------ DATA SHOWN ------
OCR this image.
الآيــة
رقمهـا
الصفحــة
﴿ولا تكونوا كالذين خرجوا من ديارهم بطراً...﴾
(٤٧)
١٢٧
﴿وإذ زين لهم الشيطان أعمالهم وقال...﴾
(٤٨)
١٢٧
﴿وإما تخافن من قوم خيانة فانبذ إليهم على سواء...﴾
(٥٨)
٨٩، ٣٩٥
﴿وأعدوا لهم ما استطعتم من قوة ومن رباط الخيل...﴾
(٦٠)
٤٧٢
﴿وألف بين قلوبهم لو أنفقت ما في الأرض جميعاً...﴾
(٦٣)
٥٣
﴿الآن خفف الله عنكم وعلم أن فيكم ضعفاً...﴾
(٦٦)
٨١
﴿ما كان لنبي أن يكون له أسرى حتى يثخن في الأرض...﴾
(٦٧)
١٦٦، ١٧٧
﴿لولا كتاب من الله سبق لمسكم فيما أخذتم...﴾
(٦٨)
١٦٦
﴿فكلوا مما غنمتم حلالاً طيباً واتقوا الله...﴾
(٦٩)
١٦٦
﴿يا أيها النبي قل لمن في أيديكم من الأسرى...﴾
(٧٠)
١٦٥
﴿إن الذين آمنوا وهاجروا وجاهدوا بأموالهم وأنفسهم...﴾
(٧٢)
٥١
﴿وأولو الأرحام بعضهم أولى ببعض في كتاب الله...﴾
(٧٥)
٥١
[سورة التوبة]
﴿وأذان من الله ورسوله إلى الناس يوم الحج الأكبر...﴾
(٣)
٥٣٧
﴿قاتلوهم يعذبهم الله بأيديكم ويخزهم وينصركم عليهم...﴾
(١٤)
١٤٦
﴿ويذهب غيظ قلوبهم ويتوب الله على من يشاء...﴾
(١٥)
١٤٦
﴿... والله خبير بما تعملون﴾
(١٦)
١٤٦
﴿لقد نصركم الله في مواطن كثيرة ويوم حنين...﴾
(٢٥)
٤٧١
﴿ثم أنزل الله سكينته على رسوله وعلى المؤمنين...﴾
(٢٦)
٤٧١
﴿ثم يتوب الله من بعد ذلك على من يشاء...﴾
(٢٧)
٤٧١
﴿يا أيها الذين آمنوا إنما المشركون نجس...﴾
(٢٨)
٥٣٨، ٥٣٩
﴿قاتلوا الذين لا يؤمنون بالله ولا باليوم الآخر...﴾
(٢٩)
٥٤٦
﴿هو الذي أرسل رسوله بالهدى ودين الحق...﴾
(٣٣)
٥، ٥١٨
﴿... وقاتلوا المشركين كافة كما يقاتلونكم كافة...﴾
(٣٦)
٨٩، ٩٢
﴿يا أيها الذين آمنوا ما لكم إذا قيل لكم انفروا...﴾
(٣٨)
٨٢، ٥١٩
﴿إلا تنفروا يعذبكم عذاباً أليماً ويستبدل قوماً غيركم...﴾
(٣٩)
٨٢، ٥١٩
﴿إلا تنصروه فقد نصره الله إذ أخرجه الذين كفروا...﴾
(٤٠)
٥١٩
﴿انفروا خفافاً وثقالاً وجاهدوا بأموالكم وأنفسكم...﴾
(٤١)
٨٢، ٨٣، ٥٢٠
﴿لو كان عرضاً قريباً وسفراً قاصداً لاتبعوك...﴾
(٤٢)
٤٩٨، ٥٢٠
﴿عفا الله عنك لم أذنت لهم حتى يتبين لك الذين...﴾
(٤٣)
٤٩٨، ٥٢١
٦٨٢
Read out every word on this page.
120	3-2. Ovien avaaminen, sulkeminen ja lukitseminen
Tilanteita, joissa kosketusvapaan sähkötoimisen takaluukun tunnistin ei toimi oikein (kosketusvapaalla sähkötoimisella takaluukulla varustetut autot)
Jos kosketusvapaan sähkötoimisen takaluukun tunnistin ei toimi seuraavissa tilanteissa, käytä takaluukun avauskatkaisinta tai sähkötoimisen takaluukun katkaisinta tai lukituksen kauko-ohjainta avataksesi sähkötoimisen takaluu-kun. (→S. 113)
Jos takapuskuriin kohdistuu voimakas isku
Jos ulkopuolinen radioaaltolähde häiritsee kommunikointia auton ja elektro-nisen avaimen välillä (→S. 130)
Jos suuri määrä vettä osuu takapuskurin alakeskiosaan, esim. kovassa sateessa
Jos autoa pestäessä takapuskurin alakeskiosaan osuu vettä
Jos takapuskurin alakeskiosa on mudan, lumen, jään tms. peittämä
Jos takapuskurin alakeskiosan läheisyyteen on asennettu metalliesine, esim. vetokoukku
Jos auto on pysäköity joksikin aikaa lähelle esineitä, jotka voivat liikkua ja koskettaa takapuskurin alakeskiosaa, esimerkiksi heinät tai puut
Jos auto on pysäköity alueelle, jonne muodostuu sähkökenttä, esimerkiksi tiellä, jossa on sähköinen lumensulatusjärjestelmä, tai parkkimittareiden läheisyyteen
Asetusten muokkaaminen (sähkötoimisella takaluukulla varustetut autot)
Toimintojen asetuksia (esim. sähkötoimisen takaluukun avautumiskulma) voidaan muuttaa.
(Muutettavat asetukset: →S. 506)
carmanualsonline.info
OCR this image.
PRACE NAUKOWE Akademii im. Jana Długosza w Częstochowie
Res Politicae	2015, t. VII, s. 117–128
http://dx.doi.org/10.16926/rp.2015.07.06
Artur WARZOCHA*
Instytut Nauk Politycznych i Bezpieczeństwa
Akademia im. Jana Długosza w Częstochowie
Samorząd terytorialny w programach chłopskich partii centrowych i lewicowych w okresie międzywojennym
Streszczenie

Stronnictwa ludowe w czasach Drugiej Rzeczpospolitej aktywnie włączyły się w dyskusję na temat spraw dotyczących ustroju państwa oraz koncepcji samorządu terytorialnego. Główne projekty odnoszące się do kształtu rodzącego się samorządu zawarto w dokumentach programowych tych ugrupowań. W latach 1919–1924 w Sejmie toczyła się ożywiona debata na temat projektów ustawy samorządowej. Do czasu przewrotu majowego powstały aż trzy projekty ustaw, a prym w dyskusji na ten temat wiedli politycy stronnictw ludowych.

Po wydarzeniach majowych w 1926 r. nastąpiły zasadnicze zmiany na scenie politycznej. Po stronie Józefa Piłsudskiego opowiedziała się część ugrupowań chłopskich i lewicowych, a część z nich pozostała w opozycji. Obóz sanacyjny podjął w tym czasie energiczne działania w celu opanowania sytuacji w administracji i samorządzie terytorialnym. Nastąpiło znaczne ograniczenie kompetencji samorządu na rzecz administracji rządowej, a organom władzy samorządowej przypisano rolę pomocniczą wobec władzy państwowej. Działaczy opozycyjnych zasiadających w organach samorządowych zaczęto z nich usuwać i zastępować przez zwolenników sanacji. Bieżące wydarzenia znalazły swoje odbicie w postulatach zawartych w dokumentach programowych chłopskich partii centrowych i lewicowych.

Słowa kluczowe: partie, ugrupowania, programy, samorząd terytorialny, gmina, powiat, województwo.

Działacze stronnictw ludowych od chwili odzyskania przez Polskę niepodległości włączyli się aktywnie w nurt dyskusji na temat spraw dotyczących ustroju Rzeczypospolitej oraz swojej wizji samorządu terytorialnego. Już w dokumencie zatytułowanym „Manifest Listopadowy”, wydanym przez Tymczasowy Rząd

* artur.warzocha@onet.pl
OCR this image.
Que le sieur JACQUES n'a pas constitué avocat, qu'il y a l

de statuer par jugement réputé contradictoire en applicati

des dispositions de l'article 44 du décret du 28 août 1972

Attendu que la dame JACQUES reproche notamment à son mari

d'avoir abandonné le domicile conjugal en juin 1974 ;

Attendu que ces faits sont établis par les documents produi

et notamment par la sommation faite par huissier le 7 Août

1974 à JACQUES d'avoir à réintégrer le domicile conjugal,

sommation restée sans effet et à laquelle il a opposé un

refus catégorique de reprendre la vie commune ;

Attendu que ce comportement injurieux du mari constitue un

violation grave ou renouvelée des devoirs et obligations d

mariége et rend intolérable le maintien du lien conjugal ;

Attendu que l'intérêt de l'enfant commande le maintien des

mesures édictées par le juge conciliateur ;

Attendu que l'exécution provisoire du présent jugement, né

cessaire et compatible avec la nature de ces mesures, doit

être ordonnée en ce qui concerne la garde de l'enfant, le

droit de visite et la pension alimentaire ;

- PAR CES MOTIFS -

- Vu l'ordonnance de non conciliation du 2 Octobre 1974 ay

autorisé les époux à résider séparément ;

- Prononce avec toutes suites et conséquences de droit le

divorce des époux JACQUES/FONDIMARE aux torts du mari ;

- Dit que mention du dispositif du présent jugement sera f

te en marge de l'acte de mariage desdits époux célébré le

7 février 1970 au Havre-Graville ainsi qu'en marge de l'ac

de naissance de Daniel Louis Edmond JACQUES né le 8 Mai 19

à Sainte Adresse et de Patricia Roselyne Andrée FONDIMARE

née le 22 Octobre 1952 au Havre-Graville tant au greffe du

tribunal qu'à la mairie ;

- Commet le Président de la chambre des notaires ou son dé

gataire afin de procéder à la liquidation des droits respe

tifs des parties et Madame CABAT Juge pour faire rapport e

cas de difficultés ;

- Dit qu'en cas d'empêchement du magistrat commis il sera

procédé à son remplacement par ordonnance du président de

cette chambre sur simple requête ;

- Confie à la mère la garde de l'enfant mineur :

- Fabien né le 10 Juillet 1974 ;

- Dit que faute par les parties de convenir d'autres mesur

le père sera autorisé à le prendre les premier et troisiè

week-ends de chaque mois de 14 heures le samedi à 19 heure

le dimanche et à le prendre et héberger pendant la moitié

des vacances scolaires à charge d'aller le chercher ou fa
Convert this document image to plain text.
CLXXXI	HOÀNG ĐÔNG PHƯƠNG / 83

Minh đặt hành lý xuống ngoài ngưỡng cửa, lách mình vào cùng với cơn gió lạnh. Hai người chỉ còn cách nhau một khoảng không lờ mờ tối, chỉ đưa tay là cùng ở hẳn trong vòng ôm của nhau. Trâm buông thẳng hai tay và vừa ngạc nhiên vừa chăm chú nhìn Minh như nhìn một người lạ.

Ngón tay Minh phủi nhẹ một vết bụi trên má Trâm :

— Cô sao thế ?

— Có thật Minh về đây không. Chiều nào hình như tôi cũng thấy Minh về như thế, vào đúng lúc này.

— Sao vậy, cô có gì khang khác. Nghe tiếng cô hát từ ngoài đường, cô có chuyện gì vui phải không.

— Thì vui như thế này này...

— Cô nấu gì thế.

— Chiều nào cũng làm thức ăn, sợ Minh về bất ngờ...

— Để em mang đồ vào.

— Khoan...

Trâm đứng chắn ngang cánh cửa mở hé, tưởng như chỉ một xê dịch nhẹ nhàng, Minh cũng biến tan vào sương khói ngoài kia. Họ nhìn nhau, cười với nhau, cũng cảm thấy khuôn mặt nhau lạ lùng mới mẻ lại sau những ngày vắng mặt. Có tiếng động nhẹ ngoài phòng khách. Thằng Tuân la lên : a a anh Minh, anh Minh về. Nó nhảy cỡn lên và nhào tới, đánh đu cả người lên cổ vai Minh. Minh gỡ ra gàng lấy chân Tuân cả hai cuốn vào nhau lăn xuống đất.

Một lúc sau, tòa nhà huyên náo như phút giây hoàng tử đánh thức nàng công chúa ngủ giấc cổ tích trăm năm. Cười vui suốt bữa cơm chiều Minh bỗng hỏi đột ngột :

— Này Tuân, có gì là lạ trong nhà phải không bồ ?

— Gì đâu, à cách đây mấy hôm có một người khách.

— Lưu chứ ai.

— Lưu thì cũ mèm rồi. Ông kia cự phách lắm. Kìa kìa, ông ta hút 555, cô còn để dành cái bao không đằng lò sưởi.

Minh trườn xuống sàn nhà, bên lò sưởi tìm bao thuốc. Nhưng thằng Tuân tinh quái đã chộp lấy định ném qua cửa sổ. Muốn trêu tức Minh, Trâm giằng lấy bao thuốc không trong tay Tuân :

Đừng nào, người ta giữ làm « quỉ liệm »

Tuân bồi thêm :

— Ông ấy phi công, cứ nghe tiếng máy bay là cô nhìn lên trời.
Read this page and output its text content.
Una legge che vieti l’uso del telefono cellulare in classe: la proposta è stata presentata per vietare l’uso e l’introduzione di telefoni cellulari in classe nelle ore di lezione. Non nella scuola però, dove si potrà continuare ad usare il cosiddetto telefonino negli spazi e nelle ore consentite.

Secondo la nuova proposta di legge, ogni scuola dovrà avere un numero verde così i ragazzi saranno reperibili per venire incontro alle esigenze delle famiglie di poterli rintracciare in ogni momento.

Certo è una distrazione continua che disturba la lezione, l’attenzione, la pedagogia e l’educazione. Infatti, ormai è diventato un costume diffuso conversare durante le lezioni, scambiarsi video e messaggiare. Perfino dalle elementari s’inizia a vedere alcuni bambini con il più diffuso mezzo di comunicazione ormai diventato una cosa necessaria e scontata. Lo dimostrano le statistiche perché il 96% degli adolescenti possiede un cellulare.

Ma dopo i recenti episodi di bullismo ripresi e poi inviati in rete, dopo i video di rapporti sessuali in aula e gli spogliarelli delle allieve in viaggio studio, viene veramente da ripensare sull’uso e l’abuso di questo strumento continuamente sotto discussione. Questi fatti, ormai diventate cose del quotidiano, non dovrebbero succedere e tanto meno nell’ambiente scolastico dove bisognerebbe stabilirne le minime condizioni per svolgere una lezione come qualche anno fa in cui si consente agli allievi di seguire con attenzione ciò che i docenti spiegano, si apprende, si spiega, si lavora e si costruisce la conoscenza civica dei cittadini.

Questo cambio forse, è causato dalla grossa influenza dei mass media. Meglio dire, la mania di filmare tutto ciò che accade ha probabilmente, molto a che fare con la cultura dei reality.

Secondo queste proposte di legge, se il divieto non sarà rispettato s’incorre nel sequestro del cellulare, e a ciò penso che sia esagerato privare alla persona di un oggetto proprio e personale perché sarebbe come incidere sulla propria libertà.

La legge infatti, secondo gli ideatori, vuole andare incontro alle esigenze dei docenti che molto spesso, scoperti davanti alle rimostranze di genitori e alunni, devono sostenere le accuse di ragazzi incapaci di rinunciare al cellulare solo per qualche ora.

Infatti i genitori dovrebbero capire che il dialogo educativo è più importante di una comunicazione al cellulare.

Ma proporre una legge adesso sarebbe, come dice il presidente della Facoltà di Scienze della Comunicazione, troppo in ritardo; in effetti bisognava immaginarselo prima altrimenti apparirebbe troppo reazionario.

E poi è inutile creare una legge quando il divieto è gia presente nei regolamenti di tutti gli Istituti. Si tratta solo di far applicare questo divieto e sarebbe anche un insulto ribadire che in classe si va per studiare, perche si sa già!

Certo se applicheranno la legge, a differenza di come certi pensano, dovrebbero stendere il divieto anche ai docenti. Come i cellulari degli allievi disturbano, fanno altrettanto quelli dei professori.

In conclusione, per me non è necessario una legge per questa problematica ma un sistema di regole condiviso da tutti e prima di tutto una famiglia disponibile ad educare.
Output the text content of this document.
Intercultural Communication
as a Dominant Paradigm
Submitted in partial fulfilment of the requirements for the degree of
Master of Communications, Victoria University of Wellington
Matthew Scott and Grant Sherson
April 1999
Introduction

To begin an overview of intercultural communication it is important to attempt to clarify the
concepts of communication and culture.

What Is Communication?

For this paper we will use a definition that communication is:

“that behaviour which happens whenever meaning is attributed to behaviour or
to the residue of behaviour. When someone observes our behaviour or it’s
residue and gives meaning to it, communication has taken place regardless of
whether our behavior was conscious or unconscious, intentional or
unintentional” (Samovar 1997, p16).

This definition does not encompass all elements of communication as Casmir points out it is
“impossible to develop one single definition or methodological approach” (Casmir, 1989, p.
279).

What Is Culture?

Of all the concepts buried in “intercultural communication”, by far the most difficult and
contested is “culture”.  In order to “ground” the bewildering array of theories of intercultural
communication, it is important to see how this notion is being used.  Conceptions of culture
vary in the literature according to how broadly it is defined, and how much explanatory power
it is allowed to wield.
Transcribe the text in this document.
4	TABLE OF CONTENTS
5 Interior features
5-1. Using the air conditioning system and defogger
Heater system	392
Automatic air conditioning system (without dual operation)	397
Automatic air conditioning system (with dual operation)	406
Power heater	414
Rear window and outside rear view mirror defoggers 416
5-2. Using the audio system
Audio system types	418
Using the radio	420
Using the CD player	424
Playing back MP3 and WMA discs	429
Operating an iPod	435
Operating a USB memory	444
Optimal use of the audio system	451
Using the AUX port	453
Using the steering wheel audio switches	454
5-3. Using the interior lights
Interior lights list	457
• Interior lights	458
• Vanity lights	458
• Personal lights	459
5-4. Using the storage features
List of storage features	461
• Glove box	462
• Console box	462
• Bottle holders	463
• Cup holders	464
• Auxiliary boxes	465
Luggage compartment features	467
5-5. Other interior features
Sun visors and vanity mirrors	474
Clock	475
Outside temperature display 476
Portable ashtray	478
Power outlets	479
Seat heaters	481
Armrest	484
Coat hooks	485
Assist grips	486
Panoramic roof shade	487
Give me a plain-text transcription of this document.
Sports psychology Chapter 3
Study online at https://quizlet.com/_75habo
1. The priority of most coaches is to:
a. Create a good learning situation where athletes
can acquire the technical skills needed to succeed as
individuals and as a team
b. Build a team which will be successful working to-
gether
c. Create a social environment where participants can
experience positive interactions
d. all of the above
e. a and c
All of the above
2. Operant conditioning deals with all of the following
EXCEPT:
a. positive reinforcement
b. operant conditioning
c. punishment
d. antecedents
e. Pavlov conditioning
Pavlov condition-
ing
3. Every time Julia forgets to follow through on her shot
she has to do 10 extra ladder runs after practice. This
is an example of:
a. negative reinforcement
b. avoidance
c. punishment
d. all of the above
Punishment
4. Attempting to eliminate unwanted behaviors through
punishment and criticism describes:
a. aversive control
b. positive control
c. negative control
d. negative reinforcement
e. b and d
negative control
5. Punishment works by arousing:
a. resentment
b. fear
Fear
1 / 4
------
* **WHAT IS EXPECTED**
Review the preceding data and report every line that includes the string "text".

* **WRITTEN RESPONSE**
Convert this document image to plain text.
Read this page and output its text content.
Output the text content of this document.
Transcribe the text in this document.
Give me a plain-text transcription of this document.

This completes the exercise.